Passage given:
We do not need to pause to catalogue all the faults we can see in a
society of this kind. Instead we should consider what Plato is
trying to get at with regard to individual ethics. His main point is
that being good is not primarily about doing what you or anyone else
wants (so Thrasymachus was wrong). It is about being a certain way,
not doing. It is about having certain qualities of character, which
we call virtues.



But which way should we be? Plato says we should be ruled by our
rational part. And how should it be? It should be wise. The
rational part should rule over the lower part (the bodily appetites
and animal drives) with the help of the 'spirited' part. How should
this spirited part be? It should be brave and loyal, like a good
dog. And how should the appetitive part be? It should be temperate,
i.e. moderate in its tastes. If we have all three parts in the right
proportion each being as it should, then (by Plato's proposed
definition) we will be good.



Why is this good? Why should we accept Plato's definition of what it
means to be good? Surely not just because it isn't Thrasymachus's
definition. We want the truth, after all, not just a theory of
convenience. Plato offers two kinds of answer to the question of why
it would be good to be good in his sense.




Goodness as Self-Interest


The first kind of reason that Plato offers for being good in his
sense is that it will get you what you want more reliably than any
alternative will. Think of it this way. The rational part of your
mind -- which I will call reason -- is like a person. It might even
be the "real you." For instance, if you say something in the heat of
the moment to a friend and think it over later, what you "really
meant" or "really thought" is what your reason supports. So there
is some justification for thinking that you are your reason. The
spirited part of your mind -- which I will call spirit -- is like a
trusty dog or bodyguard. And the appetitive part of your mind is
like a monster, roaring with instinctual lusts. Now, who should be
in charge?


If the monster gets out of hand then you and your dog are in
trouble. Everyone (or virtually everyone) has a monster inside, but
people whose lives are ruled by their bodily appetites, unchecked by
reason or spirit (which might include conscience), are likely to end
up miserable. Consider the main bodily appetites for food, drink,
and sex. If you are not rational about what you eat you are likely
to end up either too fat or too thin for your own good. At the
extreme, if the monster is really in complete control, you will end
up dead, or at least too fat to move, in a very short space of time.
If you are not rational about your use of alcohol or other drugs you
are likely to end up addicted, which few addicts would recommend.
Again, of course, the danger of death is very real here too. Even an
addiction to non-lethal drugs is likely to be expensive and to
exclude you from large parts of society (you might lose your job, for
instance, or lose all taste in clothes and music, as many marijuana
smokers do). If you do not control your sexual appetites you are
likely to have trouble maintaining a monogamous relationship, others
(especially of the sex you are attracted to) will tend to look down
on you, you might find yourself seriously ill, and you could be
arrested. As with food and drink, some people claim to be addicted
to sex. This might not sound very bad or unusual, but the people who
make such claims are talking about an utter inability to
discriminate. They have sex with men, women, and animals. They are
not happy about it. Once again, rule by the monster is clearly
undesirable, solely in terms of getting the satisfaction we all want
out of life.

Task list:
**a.** In the entries, quote every line starting at the line containing "- menu-icon[interactable]: ⋮: [2356, 48, 2380, 69]" and ending at the line containing "- alert-icon[interactable]: ▲: [1830, 46, 1852, 68]", including both of those lines.
**b.** Extend the passage on Plato's ethics, picking up after its final sentence.
The passage on Plato's ethics and the entries that follow it come from separate sources.

Extracted entries:
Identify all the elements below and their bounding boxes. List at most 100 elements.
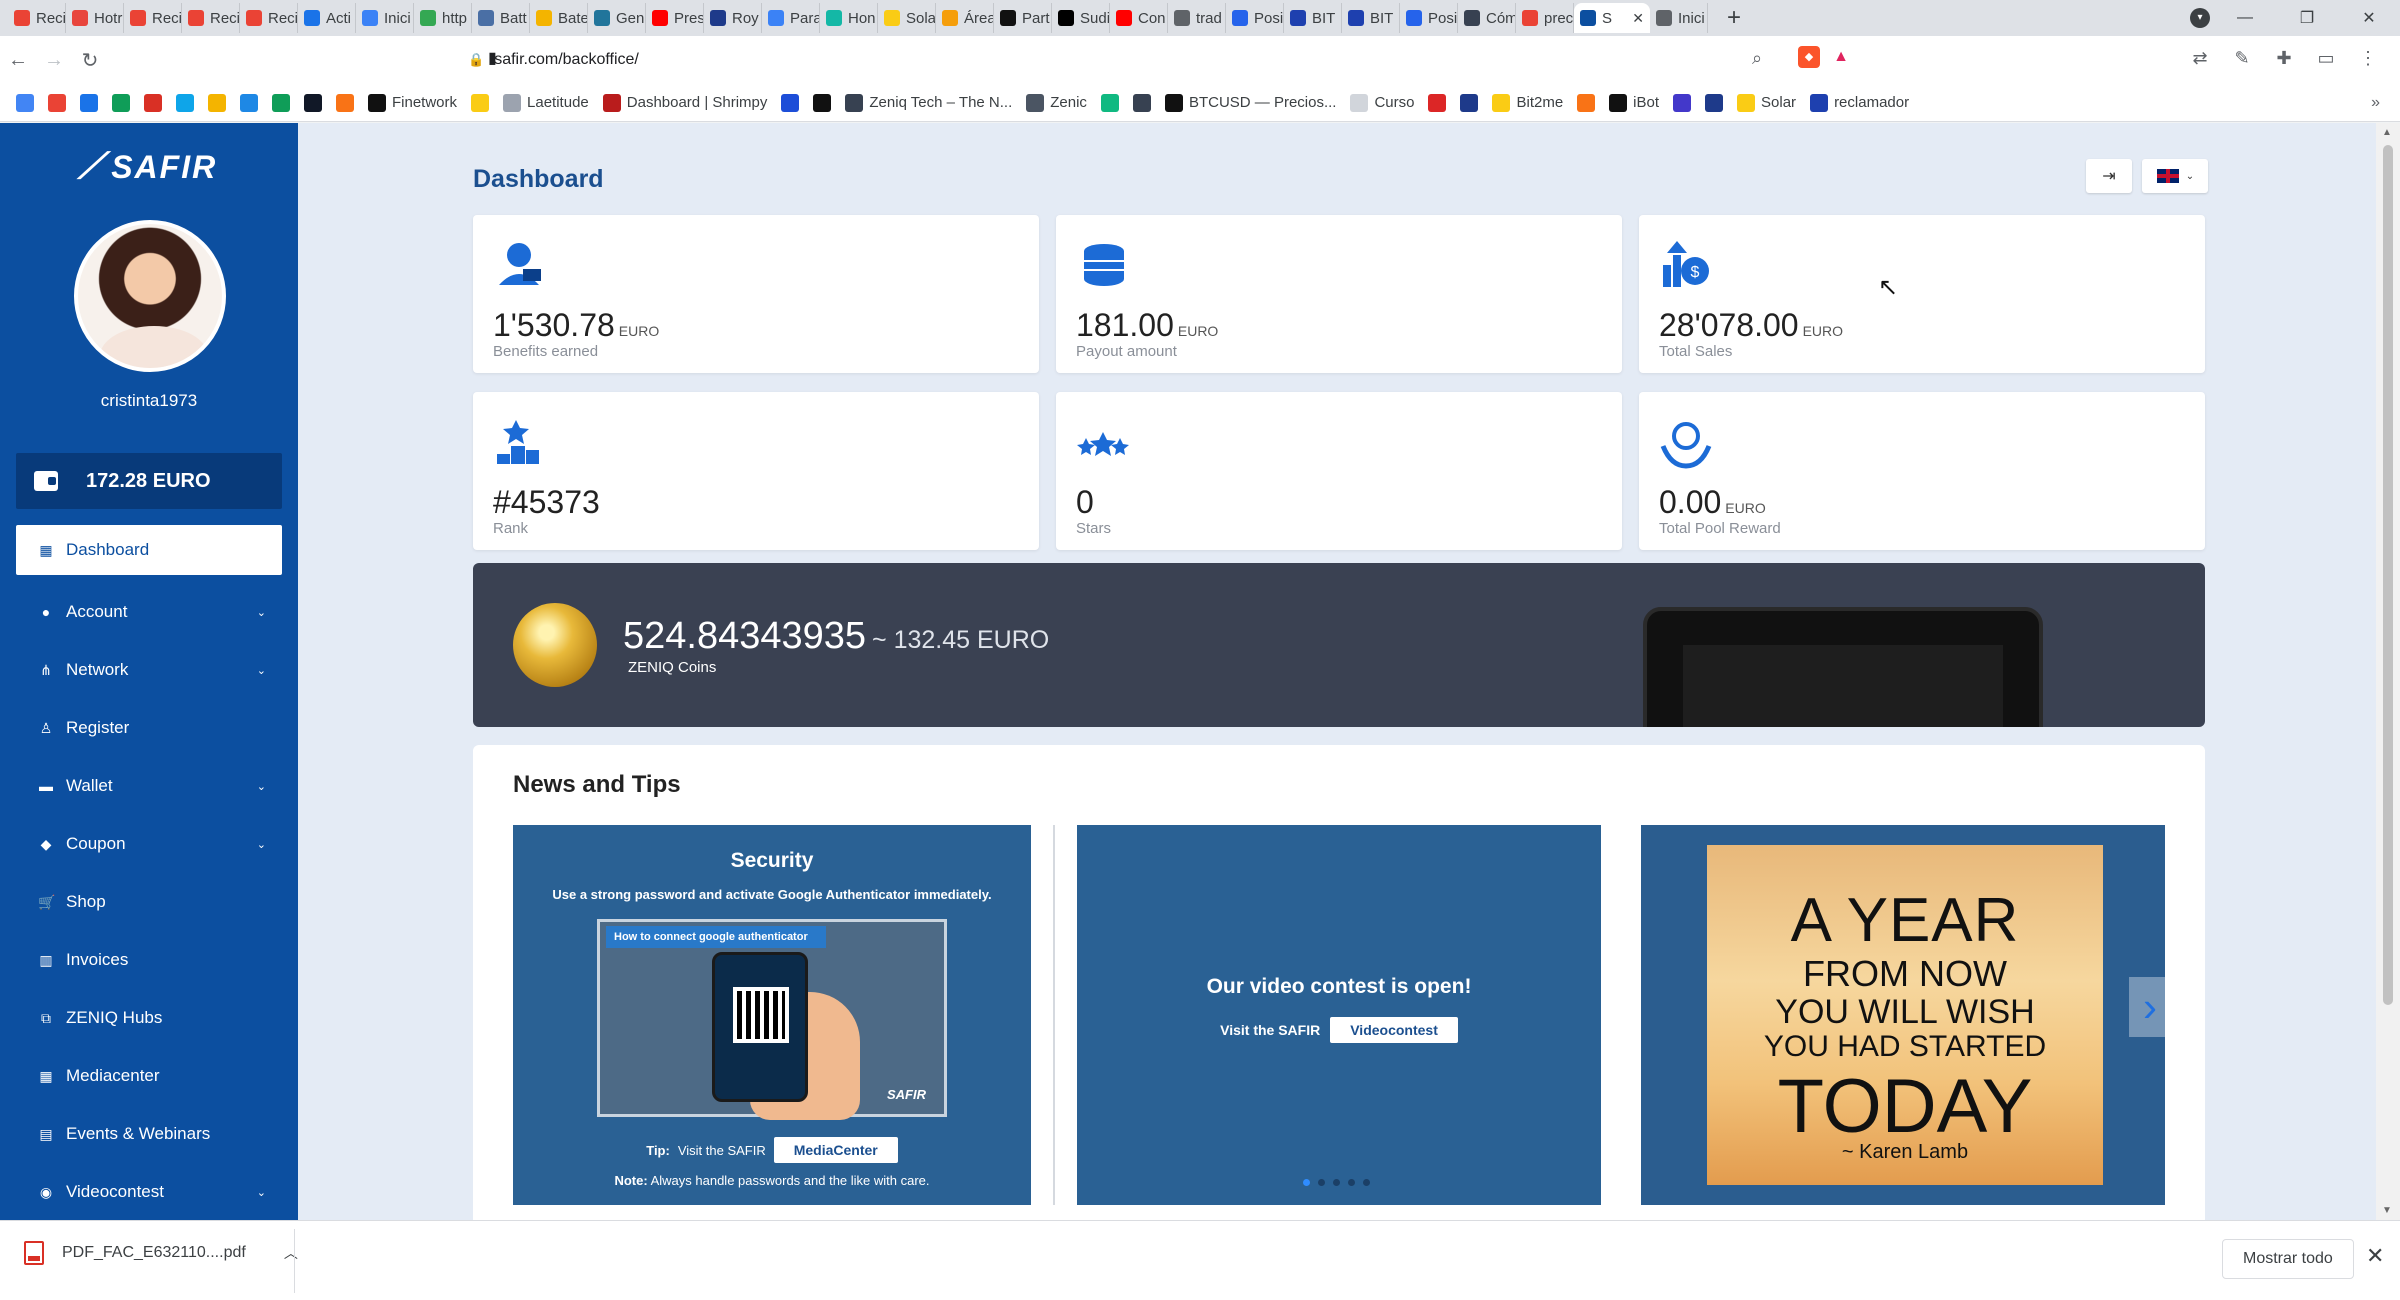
- menu-icon[interactable]: ⋮: [2356, 48, 2380, 69]
- language-selector[interactable]: ⌄: [2142, 159, 2208, 193]
- bookmark-item[interactable]: [240, 93, 258, 112]
- browser-tab[interactable]: BIT: [1342, 3, 1400, 33]
- browser-tab[interactable]: Inici: [1650, 3, 1708, 33]
- translate-icon[interactable]: ⇄: [2188, 48, 2212, 69]
- chevron-down-icon[interactable]: ⌄: [257, 1186, 266, 1199]
- bookmarks-more-icon[interactable]: »: [2371, 94, 2380, 112]
- alert-icon[interactable]: ▲: [1830, 46, 1852, 68]
- bookmark-item[interactable]: BTCUSD — Precios...: [1164, 93, 1336, 112]
- browser-tab[interactable]: Batt: [472, 3, 530, 33]
- tab-search-icon[interactable]: ▾: [2190, 8, 2210, 28]
- browser-tab[interactable]: Posi: [1226, 3, 1284, 33]
- browser-tab[interactable]: Hotr: [66, 3, 124, 33]
- sidebar-item-dashboard[interactable]: ▦ Dashboard: [16, 525, 282, 575]
- chevron-down-icon[interactable]: ⌄: [257, 838, 266, 851]
- bookmark-item[interactable]: Zenic: [1026, 93, 1087, 112]
- carousel-dot[interactable]: [1363, 1179, 1370, 1186]
- bookmark-item[interactable]: [1460, 93, 1479, 112]
- browser-tab[interactable]: trad: [1168, 3, 1226, 33]
- bookmark-item[interactable]: Zeniq Tech – The N...: [845, 93, 1012, 112]
- browser-tab[interactable]: Roy: [704, 3, 762, 33]
- zoom-icon[interactable]: ⌕: [1752, 48, 1762, 69]
- bookmark-item[interactable]: [1100, 93, 1119, 112]
- bookmark-item[interactable]: [48, 93, 66, 112]
- minimize-button[interactable]: —: [2214, 9, 2276, 27]
- bookmark-item[interactable]: Finetwork: [368, 93, 457, 112]
- tab-close-icon[interactable]: ✕: [1632, 10, 1644, 27]
- bookmark-item[interactable]: Laetitude: [503, 93, 589, 112]
- browser-tab[interactable]: Part: [994, 3, 1052, 33]
- sidebar-item-wallet[interactable]: ▬ Wallet ⌄: [16, 757, 282, 815]
- show-all-button[interactable]: Mostrar todo: [2222, 1239, 2354, 1279]
- browser-tab[interactable]: Recil: [240, 3, 298, 33]
- bookmark-item[interactable]: Curso: [1350, 93, 1414, 112]
- bookmark-item[interactable]: [112, 93, 130, 112]
- scrollbar-thumb[interactable]: [2383, 145, 2393, 1005]
- bookmark-item[interactable]: [336, 93, 354, 112]
- sidebar-item-videocontest[interactable]: ◉ Videocontest ⌄: [16, 1163, 282, 1220]
- chevron-down-icon[interactable]: ⌄: [257, 606, 266, 619]
- browser-tab[interactable]: Sola: [878, 3, 936, 33]
- bookmark-item[interactable]: [781, 93, 800, 112]
- carousel-dot[interactable]: [1348, 1179, 1355, 1186]
- address-bar[interactable]: 🔒 safir.com/backoffice/: [468, 44, 1768, 76]
- browser-tab[interactable]: Acti: [298, 3, 356, 33]
- scroll-down-icon[interactable]: ▼: [2382, 1205, 2392, 1216]
- reload-icon[interactable]: ↻: [72, 48, 108, 73]
- browser-tab[interactable]: Para: [762, 3, 820, 33]
- sidebar-item-zeniq-hubs[interactable]: ⧉ ZENIQ Hubs: [16, 989, 282, 1047]
- browser-tab[interactable]: Sudi: [1052, 3, 1110, 33]
- bookmark-item[interactable]: [471, 93, 490, 112]
- bookmark-item[interactable]: [1705, 93, 1724, 112]
- new-tab-button[interactable]: +: [1720, 4, 1748, 32]
- bookmark-item[interactable]: [304, 93, 322, 112]
- bookmark-item[interactable]: [813, 93, 832, 112]
- browser-tab[interactable]: Inici: [356, 3, 414, 33]
- tab-active[interactable]: S ✕: [1574, 3, 1650, 33]
- bookmark-item[interactable]: [1673, 93, 1692, 112]
- browser-tab[interactable]: Bate: [530, 3, 588, 33]
- bookmark-item[interactable]: Dashboard | Shrimpy: [602, 93, 767, 112]
- sidebar-item-network[interactable]: ⋔ Network ⌄: [16, 641, 282, 699]
- sidebar-item-account[interactable]: ● Account ⌄: [16, 583, 282, 641]
- sidebar-item-invoices[interactable]: ▥ Invoices: [16, 931, 282, 989]
- browser-tab[interactable]: Área: [936, 3, 994, 33]
- chevron-down-icon[interactable]: ⌄: [257, 780, 266, 793]
- carousel-dot[interactable]: [1303, 1179, 1310, 1186]
- browser-tab[interactable]: Posi: [1400, 3, 1458, 33]
- carousel-dot[interactable]: [1318, 1179, 1325, 1186]
- close-icon[interactable]: ✕: [2366, 1243, 2384, 1269]
- browser-tab[interactable]: BIT: [1284, 3, 1342, 33]
- pen-icon[interactable]: ✎: [2230, 48, 2254, 69]
- sidebar-item-register[interactable]: ♙ Register: [16, 699, 282, 757]
- close-window-button[interactable]: ✕: [2338, 8, 2400, 28]
- bookmark-item[interactable]: [176, 93, 194, 112]
- balance-panel[interactable]: 172.28 EURO: [16, 453, 282, 509]
- carousel-next-icon[interactable]: ›: [2129, 977, 2171, 1037]
- browser-tab[interactable]: prec: [1516, 3, 1574, 33]
- sidebar-item-coupon[interactable]: ◆ Coupon ⌄: [16, 815, 282, 873]
- extensions-icon[interactable]: ✚: [2272, 48, 2296, 69]
- carousel-dot[interactable]: [1333, 1179, 1340, 1186]
- bookmark-item[interactable]: [1577, 93, 1596, 112]
- avatar[interactable]: [74, 220, 226, 372]
- bookmark-item[interactable]: Solar: [1737, 93, 1796, 112]
- browser-tab[interactable]: Recil: [124, 3, 182, 33]
- download-item[interactable]: PDF_FAC_E632110....pdf ︿: [24, 1241, 298, 1265]
- scroll-up-icon[interactable]: ▲: [2382, 127, 2392, 138]
- browser-tab[interactable]: Con: [1110, 3, 1168, 33]
- forward-icon[interactable]: →: [36, 49, 72, 72]
- maximize-button[interactable]: ❐: [2276, 8, 2338, 28]
- browser-tab[interactable]: Hon: [820, 3, 878, 33]
- sidebar-item-shop[interactable]: 🛒 Shop: [16, 873, 282, 931]
- quote-slide[interactable]: A YEAR FROM NOW YOU WILL WISH YOU HAD ST…: [1641, 825, 2165, 1205]
- bookmark-item[interactable]: [144, 93, 162, 112]
- videocontest-button[interactable]: Videocontest: [1330, 1017, 1458, 1043]
- safir-logo[interactable]: ⟋ SAFIR: [78, 145, 217, 188]
- bookmark-item[interactable]: [1132, 93, 1151, 112]
- mediacenter-button[interactable]: MediaCenter: [773, 1137, 898, 1163]
- bookmark-item[interactable]: Bit2me: [1492, 93, 1563, 112]
- bookmark-item[interactable]: iBot: [1609, 93, 1659, 112]
- bookmark-item[interactable]: [1428, 93, 1447, 112]
- bookmark-item[interactable]: [16, 93, 34, 112]
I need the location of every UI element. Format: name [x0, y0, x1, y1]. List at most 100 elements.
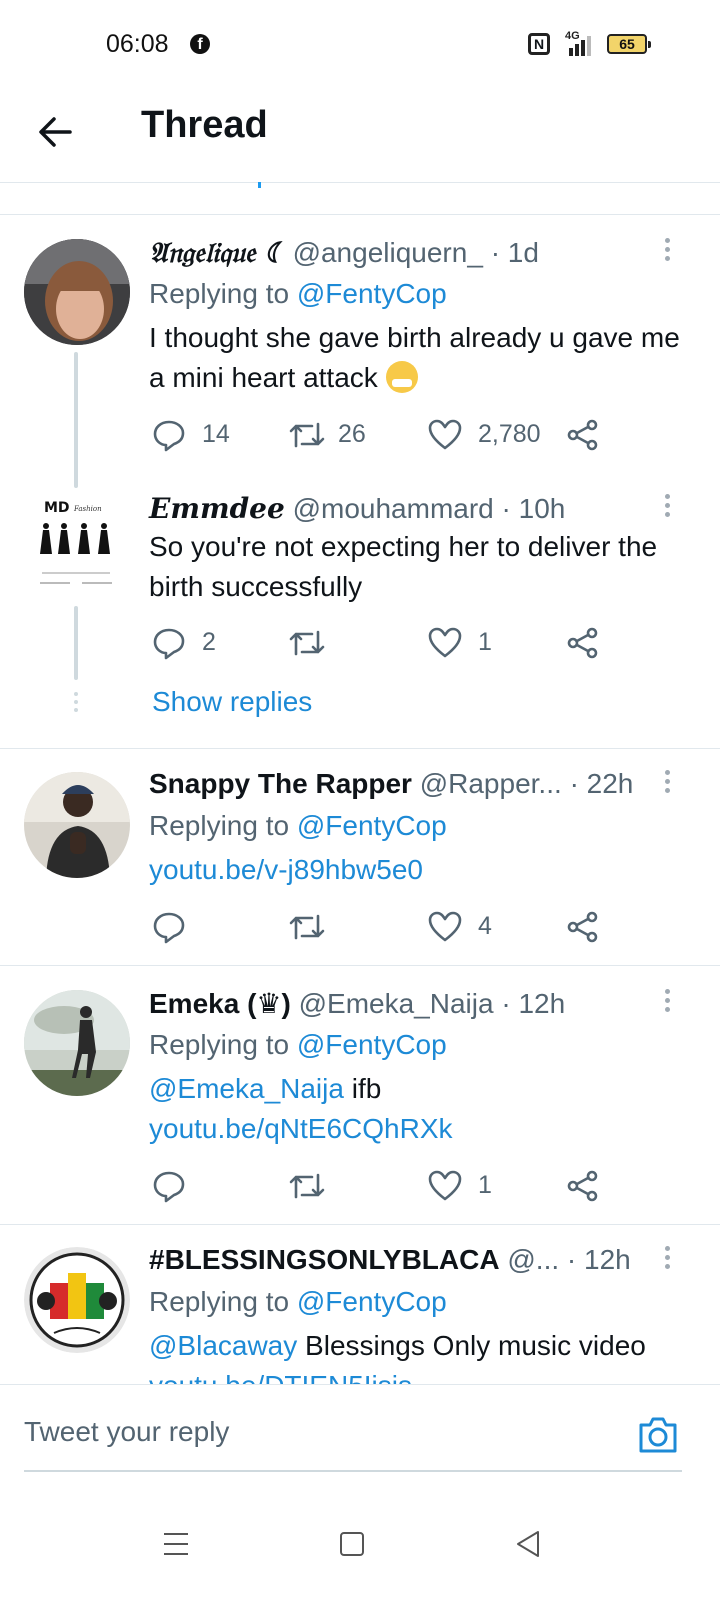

Answers per task:
**a.**
- menu-icon[interactable]: ⋮: [2356, 48, 2380, 69]
- language-selector[interactable]: ⌄: [2142, 159, 2208, 193]
- bookmark-item[interactable]: [240, 93, 258, 112]
- browser-tab[interactable]: BIT: [1342, 3, 1400, 33]
- browser-tab[interactable]: Inici: [1650, 3, 1708, 33]
- translate-icon[interactable]: ⇄: [2188, 48, 2212, 69]
- chevron-down-icon[interactable]: ⌄: [257, 1186, 266, 1199]
- bookmarks-more-icon[interactable]: »: [2371, 94, 2380, 112]
- alert-icon[interactable]: ▲: [1830, 46, 1852, 68]

**b.**
Rule by the dog would be little better. This, Plato suggests, is the
psychological equivalent of living in a police state. You are true
to the dictates of your spirit, which includes conscience but also a
strong sense of loyalty to friends and family. It is not a life of
reflection or independent thought. You are a kind of zombie,
neurotically slavish to the rules your parents imposed on you, or
else brainlessly loyal to the code of your tribe. You might make a
good servant (of a religious movement or of the Mafia) but never a
good leader. If this does not appeal, then what is left but the rule
of reason?



Rule by the inner human being, the real you, allows you to think for
yourself and decide what to do. You might indeed decide to do what
your spirit urges, but you might also decide to let the monster have
its way for a while. It is all up to you. And if the dog is on the
person's side then the monster can be brought under control -- or let
loose -- just as much or as little as you choose. Isn't this
obviously the best way to live?


It might be. But it might not be for two reasons. One is that part
of the appeal of this life as I have so far presented it is that it
allows for a fairly immoral life, as ordinary morality would see it.
It allows you to let the monster have its way, at least some of the
time. So the life of reason might well seem insufficiently moral.
That will be a problem with any kind of ethics based on self-interest
alone.


However, it does not follow that Plato is wrong, even if we give up
the idea of the mind as an object. As long as we accept that we do
have minds (whatever this might mean) then we can think of these
minds in Plato's terms. Those terms would have to be thought of as
optional or metaphorical rather than literal or scientifically based,
but that need not be a problem. We can and do think of reason and
appetite as part of our psychological makeup. Spirit is a more
foreign notion, but conscience isn't, and we are familiar with
emotions such as individual pride, patriotism, and school spirit
(even if these are only things we sneer at), which all belong to
Plato's category of spirit. We do not have to think of the mind in
Plato's terms, but we can do so. And if we do, then his idea that
reason should rule, with spirit at its side, seems quite attractive.
The problem now is how to show that this rational life would be the
life of a good person and not an evil genius hatching fiendish plots
and stroking his cat. Plato considers this problem (although not
quite in the terms I just used) and has an answer to it.



Obviously this all depends on the rather controversial idea that
there is an afterlife, but first we should consider whether it helps
Plato's case at all. If the good life referred to here is just a not
necessarily very moral life dominated by reason then this is no
advance on what we have seen already. But it might be more moral
than that. If you rationally choose to 'feed the monster' too much
then you run the risk of a bad afterlife. Furthermore, the good life
presented in the Phaedo is not just a life lived rationally, i.e.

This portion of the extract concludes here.